*What the task asks*.
From the data that follows, copy every line holding the string "granicy".

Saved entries
# # # #

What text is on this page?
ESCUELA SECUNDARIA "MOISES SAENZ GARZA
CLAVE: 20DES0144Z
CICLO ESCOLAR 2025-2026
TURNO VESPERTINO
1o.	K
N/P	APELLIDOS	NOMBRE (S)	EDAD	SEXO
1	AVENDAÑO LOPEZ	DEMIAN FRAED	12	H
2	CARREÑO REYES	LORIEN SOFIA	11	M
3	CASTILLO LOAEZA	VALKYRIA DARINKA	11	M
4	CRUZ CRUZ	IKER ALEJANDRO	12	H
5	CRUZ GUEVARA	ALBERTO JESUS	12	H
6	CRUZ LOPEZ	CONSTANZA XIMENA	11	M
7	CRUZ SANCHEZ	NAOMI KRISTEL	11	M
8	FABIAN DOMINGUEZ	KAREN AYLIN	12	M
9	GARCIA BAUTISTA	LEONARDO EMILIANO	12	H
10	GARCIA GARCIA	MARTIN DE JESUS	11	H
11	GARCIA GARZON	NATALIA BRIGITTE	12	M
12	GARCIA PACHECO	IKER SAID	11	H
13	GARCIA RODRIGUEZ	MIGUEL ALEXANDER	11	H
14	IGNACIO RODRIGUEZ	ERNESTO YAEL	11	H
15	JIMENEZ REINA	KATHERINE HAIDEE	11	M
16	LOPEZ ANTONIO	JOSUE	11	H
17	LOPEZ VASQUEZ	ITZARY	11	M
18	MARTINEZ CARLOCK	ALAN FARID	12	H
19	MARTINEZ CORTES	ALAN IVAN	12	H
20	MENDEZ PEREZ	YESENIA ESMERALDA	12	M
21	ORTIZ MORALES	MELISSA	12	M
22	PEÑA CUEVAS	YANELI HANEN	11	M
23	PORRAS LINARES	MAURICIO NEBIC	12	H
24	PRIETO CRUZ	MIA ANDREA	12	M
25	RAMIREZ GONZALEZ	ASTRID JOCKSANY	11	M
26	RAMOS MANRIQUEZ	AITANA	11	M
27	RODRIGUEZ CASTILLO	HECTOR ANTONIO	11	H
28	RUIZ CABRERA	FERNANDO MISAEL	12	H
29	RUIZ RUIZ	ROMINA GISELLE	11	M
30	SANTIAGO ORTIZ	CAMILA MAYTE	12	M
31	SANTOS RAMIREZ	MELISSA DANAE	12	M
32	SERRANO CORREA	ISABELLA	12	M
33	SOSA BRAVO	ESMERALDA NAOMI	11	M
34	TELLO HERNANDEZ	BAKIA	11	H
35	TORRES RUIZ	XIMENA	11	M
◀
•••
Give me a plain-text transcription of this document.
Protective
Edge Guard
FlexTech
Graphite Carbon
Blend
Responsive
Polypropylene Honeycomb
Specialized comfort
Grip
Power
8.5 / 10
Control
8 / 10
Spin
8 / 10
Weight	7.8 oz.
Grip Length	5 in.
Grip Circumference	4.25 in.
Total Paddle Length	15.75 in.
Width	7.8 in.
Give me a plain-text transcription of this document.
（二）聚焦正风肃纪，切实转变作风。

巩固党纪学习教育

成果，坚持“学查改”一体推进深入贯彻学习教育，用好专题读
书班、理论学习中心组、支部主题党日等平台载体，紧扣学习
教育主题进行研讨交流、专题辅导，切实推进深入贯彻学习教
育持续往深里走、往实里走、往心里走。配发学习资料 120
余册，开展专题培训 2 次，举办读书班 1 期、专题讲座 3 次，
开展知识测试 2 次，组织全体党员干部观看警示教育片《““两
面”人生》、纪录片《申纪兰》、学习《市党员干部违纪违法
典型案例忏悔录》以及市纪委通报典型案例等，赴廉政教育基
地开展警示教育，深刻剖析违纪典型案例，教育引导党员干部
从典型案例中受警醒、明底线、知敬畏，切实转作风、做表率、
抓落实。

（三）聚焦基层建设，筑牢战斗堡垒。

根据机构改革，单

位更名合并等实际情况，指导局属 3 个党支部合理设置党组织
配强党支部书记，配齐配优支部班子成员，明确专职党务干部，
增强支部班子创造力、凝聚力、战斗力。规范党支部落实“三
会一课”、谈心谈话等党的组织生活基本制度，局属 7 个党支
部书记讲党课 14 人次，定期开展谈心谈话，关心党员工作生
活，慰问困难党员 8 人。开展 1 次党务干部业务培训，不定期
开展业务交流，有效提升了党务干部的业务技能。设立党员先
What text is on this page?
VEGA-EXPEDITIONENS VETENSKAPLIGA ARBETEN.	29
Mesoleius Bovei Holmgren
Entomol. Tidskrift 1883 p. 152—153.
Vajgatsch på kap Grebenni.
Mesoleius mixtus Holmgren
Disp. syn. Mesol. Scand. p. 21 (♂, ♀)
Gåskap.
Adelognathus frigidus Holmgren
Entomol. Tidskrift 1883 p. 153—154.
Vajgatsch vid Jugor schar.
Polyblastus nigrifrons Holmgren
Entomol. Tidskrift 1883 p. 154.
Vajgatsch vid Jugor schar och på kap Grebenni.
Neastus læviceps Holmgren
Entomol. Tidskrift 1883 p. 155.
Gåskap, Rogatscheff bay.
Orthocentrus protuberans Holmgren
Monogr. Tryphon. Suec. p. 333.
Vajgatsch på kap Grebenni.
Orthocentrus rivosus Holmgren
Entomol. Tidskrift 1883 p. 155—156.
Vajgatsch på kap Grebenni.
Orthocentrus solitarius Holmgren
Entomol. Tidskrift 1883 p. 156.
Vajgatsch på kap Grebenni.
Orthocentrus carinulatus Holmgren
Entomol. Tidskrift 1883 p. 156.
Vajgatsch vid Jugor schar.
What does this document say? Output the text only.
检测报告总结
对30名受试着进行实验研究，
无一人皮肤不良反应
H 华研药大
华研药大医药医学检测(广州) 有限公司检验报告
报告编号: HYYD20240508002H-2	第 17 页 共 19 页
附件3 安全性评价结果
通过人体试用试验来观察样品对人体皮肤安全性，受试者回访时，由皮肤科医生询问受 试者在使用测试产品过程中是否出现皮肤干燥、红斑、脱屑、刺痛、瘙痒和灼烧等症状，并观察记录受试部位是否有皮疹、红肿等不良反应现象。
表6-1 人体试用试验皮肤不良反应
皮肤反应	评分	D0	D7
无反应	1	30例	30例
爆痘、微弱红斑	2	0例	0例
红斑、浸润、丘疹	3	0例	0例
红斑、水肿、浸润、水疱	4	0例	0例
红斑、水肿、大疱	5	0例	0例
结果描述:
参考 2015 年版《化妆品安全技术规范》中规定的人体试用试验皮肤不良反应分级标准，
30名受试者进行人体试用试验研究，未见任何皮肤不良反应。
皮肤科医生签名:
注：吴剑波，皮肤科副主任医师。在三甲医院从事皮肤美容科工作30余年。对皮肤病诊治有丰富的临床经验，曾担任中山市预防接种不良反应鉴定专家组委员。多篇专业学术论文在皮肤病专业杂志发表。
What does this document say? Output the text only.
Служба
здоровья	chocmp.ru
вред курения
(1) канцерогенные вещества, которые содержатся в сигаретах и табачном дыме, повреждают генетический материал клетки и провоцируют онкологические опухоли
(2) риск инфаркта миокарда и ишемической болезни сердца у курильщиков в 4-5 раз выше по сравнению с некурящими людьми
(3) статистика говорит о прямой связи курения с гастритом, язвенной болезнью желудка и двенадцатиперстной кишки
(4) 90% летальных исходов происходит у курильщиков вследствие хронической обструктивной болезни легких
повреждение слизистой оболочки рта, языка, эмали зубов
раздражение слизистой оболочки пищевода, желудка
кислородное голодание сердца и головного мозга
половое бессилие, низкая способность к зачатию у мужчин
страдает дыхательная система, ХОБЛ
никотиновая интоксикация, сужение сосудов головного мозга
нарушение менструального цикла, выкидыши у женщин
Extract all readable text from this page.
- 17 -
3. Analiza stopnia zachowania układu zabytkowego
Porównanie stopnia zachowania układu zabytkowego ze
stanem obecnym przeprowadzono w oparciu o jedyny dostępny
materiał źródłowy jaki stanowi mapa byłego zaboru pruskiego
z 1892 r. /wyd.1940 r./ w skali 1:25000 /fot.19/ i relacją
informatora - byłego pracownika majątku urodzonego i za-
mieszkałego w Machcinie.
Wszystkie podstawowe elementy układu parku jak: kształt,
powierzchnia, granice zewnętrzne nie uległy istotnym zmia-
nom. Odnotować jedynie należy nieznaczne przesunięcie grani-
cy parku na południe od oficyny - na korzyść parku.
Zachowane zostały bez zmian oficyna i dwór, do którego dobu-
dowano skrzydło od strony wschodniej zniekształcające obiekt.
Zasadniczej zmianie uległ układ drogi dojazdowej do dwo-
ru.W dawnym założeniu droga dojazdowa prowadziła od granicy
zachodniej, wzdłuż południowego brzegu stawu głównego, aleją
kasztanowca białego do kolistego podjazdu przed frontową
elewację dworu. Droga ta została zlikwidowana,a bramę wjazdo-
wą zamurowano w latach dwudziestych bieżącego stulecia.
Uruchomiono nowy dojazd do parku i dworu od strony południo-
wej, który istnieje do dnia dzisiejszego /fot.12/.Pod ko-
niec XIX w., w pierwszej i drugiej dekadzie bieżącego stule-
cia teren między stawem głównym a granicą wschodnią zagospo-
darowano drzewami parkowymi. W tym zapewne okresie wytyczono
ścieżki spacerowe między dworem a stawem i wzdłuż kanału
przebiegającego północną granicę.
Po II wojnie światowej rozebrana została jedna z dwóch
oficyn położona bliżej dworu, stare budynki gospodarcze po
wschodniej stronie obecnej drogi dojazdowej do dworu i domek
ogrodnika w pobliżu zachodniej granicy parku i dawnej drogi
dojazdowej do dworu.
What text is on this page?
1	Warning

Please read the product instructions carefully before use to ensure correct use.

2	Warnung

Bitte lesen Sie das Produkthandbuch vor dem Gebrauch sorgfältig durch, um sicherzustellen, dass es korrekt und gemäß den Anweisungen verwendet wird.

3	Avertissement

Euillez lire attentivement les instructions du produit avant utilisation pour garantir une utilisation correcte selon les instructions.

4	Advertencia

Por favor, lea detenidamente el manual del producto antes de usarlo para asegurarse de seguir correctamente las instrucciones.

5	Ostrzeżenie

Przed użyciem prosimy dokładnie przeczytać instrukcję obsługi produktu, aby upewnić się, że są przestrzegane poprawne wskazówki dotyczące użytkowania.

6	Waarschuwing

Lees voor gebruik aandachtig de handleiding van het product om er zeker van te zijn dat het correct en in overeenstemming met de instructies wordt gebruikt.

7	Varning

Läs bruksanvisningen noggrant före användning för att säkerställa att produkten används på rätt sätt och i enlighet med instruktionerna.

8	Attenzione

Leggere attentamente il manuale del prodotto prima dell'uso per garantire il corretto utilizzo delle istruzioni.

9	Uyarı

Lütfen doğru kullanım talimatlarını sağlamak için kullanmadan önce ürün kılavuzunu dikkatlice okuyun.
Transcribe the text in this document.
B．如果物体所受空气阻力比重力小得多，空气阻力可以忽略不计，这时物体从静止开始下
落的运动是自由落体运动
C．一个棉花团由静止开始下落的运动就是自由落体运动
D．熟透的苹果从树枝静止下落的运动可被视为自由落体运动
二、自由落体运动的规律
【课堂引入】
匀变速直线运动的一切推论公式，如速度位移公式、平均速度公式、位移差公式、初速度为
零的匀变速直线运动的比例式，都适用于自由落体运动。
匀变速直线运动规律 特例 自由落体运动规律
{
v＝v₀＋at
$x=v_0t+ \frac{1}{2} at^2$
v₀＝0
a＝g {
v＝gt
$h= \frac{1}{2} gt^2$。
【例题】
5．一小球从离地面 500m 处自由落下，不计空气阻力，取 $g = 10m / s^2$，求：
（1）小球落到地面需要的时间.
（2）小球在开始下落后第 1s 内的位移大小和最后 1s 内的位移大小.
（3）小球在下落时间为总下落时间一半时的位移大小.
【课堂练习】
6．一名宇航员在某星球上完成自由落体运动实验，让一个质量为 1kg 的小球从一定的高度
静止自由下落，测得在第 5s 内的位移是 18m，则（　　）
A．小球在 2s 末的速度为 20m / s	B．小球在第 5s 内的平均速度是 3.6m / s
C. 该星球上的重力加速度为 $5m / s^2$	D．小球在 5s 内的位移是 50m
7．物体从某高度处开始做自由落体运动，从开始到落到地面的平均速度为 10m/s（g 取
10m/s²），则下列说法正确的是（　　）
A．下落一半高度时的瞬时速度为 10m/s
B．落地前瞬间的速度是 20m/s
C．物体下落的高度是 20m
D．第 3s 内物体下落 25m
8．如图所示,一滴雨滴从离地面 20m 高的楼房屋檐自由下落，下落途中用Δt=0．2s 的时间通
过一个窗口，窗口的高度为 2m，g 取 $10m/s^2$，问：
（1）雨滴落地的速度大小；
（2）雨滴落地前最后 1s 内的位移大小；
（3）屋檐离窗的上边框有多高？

# # # #

*Response to this exercise*.
ru.W dawnym założeniu droga dojazdowa prowadziła od granicy
ogrodnika w pobliżu zachodniej granicy parku i dawnej drogi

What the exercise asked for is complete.